### What you have to do
How many of the lines below hold the word "heading"? Answer only with the number.

### Material to process
╔══

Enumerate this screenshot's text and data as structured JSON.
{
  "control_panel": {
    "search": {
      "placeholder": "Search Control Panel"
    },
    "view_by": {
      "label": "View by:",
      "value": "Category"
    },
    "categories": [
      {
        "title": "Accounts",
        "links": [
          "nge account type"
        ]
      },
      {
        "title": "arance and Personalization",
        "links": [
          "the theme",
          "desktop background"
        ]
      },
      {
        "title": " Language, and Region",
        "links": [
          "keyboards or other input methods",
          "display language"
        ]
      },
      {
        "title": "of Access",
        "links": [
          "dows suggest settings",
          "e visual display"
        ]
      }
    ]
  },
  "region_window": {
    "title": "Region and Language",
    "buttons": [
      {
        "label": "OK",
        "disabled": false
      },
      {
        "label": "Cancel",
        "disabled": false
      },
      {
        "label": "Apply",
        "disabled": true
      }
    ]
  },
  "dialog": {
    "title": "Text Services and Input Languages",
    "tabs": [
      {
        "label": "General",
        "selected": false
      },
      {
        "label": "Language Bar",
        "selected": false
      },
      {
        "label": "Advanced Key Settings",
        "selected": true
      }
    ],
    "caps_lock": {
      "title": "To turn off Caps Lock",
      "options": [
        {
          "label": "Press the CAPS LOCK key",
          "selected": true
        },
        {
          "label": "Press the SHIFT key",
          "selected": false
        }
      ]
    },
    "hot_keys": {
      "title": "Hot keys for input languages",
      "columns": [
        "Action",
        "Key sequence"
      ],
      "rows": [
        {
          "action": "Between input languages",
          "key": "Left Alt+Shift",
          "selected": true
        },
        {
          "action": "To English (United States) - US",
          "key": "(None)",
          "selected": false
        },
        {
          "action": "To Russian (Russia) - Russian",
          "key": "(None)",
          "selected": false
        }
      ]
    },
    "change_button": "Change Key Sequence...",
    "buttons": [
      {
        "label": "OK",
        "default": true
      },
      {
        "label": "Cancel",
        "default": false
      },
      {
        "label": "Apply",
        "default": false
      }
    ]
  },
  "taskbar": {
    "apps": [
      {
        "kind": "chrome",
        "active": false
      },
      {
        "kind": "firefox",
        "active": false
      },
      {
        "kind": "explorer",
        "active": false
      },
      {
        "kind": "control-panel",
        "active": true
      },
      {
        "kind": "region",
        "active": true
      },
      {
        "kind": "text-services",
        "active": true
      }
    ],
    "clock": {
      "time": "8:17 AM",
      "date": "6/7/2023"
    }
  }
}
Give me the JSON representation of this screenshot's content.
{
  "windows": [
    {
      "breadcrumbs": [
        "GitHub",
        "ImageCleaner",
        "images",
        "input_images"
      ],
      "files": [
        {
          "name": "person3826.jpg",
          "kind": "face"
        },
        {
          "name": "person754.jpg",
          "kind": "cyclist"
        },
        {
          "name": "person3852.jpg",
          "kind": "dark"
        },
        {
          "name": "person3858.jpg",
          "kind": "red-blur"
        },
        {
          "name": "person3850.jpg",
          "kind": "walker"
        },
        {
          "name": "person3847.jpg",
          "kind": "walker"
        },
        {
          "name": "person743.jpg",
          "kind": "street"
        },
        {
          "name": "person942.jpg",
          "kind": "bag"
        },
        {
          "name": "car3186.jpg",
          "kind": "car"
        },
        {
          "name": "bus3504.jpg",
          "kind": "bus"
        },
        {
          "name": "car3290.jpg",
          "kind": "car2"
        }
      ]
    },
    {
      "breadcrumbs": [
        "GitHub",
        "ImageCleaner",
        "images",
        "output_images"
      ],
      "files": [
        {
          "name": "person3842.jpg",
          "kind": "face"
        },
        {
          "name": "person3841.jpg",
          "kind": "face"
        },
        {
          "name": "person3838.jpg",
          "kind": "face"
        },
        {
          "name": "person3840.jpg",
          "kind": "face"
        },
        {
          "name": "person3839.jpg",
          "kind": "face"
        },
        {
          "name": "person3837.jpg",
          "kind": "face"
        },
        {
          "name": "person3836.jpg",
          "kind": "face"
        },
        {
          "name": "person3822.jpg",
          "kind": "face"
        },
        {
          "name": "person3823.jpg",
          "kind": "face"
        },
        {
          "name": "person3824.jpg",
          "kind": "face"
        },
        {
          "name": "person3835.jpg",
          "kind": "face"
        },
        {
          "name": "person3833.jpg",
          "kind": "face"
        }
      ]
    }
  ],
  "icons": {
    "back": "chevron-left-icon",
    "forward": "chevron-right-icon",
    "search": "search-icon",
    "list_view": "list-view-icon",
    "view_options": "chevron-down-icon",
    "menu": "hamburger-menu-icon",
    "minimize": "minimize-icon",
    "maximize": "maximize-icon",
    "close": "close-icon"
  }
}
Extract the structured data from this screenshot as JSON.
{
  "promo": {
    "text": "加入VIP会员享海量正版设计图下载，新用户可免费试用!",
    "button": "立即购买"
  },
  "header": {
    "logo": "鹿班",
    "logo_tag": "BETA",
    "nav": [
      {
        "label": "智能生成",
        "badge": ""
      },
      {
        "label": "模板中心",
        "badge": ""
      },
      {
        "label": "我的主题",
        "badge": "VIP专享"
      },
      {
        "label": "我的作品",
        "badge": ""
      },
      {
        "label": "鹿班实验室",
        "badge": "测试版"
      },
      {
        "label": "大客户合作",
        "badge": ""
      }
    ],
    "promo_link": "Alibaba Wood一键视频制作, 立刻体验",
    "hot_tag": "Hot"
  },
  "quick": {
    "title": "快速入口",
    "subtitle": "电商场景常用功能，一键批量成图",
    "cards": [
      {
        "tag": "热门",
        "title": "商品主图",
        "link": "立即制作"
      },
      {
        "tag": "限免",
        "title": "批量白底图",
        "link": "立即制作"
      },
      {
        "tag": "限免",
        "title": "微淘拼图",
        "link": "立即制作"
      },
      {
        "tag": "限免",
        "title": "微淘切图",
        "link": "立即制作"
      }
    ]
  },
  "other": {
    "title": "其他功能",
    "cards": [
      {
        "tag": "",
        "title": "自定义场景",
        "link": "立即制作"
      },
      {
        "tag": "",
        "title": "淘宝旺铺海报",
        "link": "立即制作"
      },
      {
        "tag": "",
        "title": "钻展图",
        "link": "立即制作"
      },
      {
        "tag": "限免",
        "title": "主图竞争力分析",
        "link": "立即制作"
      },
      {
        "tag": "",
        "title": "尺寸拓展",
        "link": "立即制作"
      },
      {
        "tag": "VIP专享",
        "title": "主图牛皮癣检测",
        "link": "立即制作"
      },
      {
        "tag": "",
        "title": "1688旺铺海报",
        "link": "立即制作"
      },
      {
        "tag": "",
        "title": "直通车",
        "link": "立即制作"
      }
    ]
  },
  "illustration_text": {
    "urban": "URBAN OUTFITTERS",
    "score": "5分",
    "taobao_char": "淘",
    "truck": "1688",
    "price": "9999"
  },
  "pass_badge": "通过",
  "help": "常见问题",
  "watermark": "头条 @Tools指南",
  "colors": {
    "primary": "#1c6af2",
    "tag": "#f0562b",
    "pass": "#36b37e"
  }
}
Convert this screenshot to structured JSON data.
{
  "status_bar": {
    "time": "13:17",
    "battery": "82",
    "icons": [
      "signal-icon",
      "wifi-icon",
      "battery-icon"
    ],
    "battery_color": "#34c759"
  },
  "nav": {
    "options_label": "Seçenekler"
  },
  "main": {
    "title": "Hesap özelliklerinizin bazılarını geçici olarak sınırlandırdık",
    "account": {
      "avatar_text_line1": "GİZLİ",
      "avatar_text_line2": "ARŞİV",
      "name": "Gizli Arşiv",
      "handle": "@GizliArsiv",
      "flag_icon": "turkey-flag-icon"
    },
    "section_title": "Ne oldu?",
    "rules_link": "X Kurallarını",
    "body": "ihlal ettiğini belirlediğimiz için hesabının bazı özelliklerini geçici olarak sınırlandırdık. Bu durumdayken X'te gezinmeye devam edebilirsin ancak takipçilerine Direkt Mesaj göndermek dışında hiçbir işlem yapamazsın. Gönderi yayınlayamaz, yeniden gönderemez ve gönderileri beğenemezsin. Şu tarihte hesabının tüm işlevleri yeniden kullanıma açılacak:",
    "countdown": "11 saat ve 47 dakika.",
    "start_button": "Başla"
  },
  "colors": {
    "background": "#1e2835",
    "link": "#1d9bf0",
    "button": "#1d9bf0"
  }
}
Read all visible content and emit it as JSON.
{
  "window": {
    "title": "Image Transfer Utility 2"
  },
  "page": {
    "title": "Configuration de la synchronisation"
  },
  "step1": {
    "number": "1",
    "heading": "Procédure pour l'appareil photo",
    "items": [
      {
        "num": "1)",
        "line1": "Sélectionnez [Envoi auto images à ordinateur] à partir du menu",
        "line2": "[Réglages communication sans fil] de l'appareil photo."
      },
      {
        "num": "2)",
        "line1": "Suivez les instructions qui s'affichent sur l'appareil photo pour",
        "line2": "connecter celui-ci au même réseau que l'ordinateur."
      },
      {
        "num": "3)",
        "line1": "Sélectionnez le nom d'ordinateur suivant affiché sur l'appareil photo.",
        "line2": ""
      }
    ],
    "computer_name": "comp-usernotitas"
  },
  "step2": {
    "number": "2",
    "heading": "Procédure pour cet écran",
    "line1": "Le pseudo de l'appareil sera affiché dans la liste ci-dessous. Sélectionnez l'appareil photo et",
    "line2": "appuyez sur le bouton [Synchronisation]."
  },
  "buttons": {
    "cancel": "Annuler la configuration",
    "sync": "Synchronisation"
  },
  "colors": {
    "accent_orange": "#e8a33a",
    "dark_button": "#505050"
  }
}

╚══

### Answer for this exercise
2